WHAT IS EXPECTED:
Write out the whole listing, matching it exactly.

SUPPLIED ENTRIES:
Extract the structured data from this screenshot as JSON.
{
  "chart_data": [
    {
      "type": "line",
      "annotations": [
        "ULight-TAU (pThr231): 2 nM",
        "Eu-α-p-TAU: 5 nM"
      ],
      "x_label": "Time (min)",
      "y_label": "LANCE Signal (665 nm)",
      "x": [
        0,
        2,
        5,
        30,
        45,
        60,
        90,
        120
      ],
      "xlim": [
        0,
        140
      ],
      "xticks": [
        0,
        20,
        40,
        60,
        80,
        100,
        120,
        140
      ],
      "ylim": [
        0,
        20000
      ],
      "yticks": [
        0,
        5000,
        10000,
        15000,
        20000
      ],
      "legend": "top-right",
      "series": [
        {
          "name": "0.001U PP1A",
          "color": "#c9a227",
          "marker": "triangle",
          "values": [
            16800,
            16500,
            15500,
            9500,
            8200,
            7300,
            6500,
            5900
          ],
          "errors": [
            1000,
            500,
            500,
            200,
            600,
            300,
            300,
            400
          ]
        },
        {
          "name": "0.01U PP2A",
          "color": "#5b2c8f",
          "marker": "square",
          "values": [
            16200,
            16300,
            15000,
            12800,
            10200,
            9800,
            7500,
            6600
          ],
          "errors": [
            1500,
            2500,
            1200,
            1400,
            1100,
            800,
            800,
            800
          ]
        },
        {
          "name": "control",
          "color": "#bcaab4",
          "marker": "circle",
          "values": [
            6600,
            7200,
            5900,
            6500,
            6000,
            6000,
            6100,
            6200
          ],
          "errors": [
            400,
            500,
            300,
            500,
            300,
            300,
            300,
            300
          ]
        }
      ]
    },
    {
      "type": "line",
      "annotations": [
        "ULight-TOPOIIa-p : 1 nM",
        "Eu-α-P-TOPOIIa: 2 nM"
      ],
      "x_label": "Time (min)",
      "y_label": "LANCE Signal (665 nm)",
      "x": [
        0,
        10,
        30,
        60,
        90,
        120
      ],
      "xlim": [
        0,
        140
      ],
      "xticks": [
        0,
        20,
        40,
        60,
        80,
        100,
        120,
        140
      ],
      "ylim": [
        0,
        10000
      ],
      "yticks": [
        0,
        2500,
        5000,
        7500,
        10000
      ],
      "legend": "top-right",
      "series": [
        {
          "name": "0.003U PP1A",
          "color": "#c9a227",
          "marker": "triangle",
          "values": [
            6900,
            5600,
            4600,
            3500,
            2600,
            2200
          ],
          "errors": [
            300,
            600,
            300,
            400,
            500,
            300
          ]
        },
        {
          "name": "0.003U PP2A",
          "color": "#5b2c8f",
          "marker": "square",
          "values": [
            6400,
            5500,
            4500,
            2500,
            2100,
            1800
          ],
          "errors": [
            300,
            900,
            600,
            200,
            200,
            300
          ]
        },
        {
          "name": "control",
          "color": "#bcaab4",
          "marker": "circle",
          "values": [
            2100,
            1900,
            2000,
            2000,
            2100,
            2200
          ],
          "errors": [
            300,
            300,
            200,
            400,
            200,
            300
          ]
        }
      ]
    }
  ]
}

RESPONSE TO THIS TASK:
Extract the structured data from this screenshot as JSON.
{
  "chart_data": [
    {
      "type": "line",
      "annotations": [
        "ULight-TAU (pThr231): 2 nM",
        "Eu-α-p-TAU: 5 nM"
      ],
      "x_label": "Time (min)",
      "y_label": "LANCE Signal (665 nm)",
      "x": [
        0,
        2,
        5,
        30,
        45,
        60,
        90,
        120
      ],
      "xlim": [
        0,
        140
      ],
      "xticks": [
        0,
        20,
        40,
        60,
        80,
        100,
        120,
        140
      ],
      "ylim": [
        0,
        20000
      ],
      "yticks": [
        0,
        5000,
        10000,
        15000,
        20000
      ],
      "legend": "top-right",
      "series": [
        {
          "name": "0.001U PP1A",
          "color": "#c9a227",
          "marker": "triangle",
          "values": [
            16800,
            16500,
            15500,
            9500,
            8200,
            7300,
            6500,
            5900
          ],
          "errors": [
            1000,
            500,
            500,
            200,
            600,
            300,
            300,
            400
          ]
        },
        {
          "name": "0.01U PP2A",
          "color": "#5b2c8f",
          "marker": "square",
          "values": [
            16200,
            16300,
            15000,
            12800,
            10200,
            9800,
            7500,
            6600
          ],
          "errors": [
            1500,
            2500,
            1200,
            1400,
            1100,
            800,
            800,
            800
          ]
        },
        {
          "name": "control",
          "color": "#bcaab4",
          "marker": "circle",
          "values": [
            6600,
            7200,
            5900,
            6500,
            6000,
            6000,
            6100,
            6200
          ],
          "errors": [
            400,
            500,
            300,
            500,
            300,
            300,
            300,
            300
          ]
        }
      ]
    },
    {
      "type": "line",
      "annotations": [
        "ULight-TOPOIIa-p : 1 nM",
        "Eu-α-P-TOPOIIa: 2 nM"
      ],
      "x_label": "Time (min)",
      "y_label": "LANCE Signal (665 nm)",
      "x": [
        0,
        10,
        30,
        60,
        90,
        120
      ],
      "xlim": [
        0,
        140
      ],
      "xticks": [
        0,
        20,
        40,
        60,
        80,
        100,
        120,
        140
      ],
      "ylim": [
        0,
        10000
      ],
      "yticks": [
        0,
        2500,
        5000,
        7500,
        10000
      ],
      "legend": "top-right",
      "series": [
        {
          "name": "0.003U PP1A",
          "color": "#c9a227",
          "marker": "triangle",
          "values": [
            6900,
            5600,
            4600,
            3500,
            2600,
            2200
          ],
          "errors": [
            300,
            600,
            300,
            400,
            500,
            300
          ]
        },
        {
          "name": "0.003U PP2A",
          "color": "#5b2c8f",
          "marker": "square",
          "values": [
            6400,
            5500,
            4500,
            2500,
            2100,
            1800
          ],
          "errors": [
            300,
            900,
            600,
            200,
            200,
            300
          ]
        },
        {
          "name": "control",
          "color": "#bcaab4",
          "marker": "circle",
          "values": [
            2100,
            1900,
            2000,
            2000,
            2100,
            2200
          ],
          "errors": [
            300,
            300,
            200,
            400,
            200,
            300
          ]
        }
      ]
    }
  ]
}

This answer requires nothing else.